▶ **WRITTEN PROBLEM**: Copy out all the records exactly.

▶ **MATERIAL FOR THIS TASK**:
::::::::

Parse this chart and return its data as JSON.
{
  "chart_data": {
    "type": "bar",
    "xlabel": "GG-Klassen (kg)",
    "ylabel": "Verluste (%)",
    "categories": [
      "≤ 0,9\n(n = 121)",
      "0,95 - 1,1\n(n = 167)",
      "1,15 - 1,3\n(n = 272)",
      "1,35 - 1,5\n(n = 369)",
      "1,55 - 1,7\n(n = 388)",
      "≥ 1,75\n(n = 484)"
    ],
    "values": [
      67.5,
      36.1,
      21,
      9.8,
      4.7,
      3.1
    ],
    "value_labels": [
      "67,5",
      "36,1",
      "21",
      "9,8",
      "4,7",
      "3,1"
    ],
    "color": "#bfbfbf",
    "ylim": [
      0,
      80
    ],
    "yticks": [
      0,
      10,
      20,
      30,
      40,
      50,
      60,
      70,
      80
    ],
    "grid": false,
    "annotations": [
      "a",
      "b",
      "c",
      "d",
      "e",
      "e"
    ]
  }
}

::::::::

▶ **RESPONSE**:
Parse this chart and return its data as JSON.
{
  "chart_data": {
    "type": "bar",
    "xlabel": "GG-Klassen (kg)",
    "ylabel": "Verluste (%)",
    "categories": [
      "≤ 0,9\n(n = 121)",
      "0,95 - 1,1\n(n = 167)",
      "1,15 - 1,3\n(n = 272)",
      "1,35 - 1,5\n(n = 369)",
      "1,55 - 1,7\n(n = 388)",
      "≥ 1,75\n(n = 484)"
    ],
    "values": [
      67.5,
      36.1,
      21,
      9.8,
      4.7,
      3.1
    ],
    "value_labels": [
      "67,5",
      "36,1",
      "21",
      "9,8",
      "4,7",
      "3,1"
    ],
    "color": "#bfbfbf",
    "ylim": [
      0,
      80
    ],
    "yticks": [
      0,
      10,
      20,
      30,
      40,
      50,
      60,
      70,
      80
    ],
    "grid": false,
    "annotations": [
      "a",
      "b",
      "c",
      "d",
      "e",
      "e"
    ]
  }
}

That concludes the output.